Menurut kutipan tentang toleransi beragama, bagaimana saja keadaan di Madinah pada waktu itu? Sebutkan semuanya.
== POTONGAN DOKUMEN
Ayat- ayat inipun menolak konsep toleransi beragama yang ditawarkan orang- orang musyrik itu. Padahal sepintas tidak ada kerugian yang akan diderita Rasulullah SAW waktu itu, (dan umat Islam saat ini pun sepertinya tidak akan rugi jika mengikuti ajakan mereka). Namun اللَّـهُ سُبْحَانَهُ وَتَعَالَى membuka rahasia potensi buruk jika mengikuti kemauan pemeluk agama lain tersebut dalam ayat 73 tadi. Jika sudah menjadi sahabat, maka sulit untuk menolak ajakan- ajakan selanjutnya yang mungkin semakin menjerumuskan keyakinan umat Islam.
   Lalu, timbul pertanyaan, hal- hal di atas kan terjadi saat umat Islam tidak berdaya, tidak mampu memaksa pemeluk agama lain untuk memeluk Islam, bagaimana saat umat Islam sudah kuat, samakah konsepnya, atau akan menjadi orang- orang yang mengajak umat agama lain mengikuti ibadah umat Islam? Di Madinah, dimana umat Islam pada waktu itu sudah kuat, sudah menjadi mayoritas, bahkan Rasulullah SAW sudah menjadi pemimpin masyarakat Madinah, kita bisa menemukan jawabannya.
====
== ENTRI YANG DISEDIAKAN
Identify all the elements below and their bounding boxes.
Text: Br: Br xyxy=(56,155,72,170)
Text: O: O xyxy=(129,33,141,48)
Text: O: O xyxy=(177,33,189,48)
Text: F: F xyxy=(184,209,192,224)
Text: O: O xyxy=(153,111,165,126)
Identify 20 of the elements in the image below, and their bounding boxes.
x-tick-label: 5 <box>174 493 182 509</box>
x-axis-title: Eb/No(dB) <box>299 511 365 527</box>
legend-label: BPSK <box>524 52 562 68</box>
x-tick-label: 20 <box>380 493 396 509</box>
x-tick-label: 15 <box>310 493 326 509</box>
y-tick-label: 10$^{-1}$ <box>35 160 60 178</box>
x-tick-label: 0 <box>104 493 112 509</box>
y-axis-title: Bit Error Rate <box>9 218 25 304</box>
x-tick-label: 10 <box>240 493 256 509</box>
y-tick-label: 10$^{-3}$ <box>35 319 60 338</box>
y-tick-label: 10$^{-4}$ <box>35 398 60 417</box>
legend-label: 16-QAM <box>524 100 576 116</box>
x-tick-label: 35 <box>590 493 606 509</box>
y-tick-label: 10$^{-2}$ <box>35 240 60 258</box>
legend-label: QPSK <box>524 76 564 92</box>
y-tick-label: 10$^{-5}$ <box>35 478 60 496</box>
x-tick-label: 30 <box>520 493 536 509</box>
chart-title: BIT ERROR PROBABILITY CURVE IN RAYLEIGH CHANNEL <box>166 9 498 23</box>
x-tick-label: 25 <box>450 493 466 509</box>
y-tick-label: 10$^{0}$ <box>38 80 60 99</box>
====
HASIL TUGAS INI →
- Umat Islam sudah kuat.
- Umat Islam sudah menjadi mayoritas.
- Rasulullah SAW sudah menjadi pemimpin masyarakat Madinah.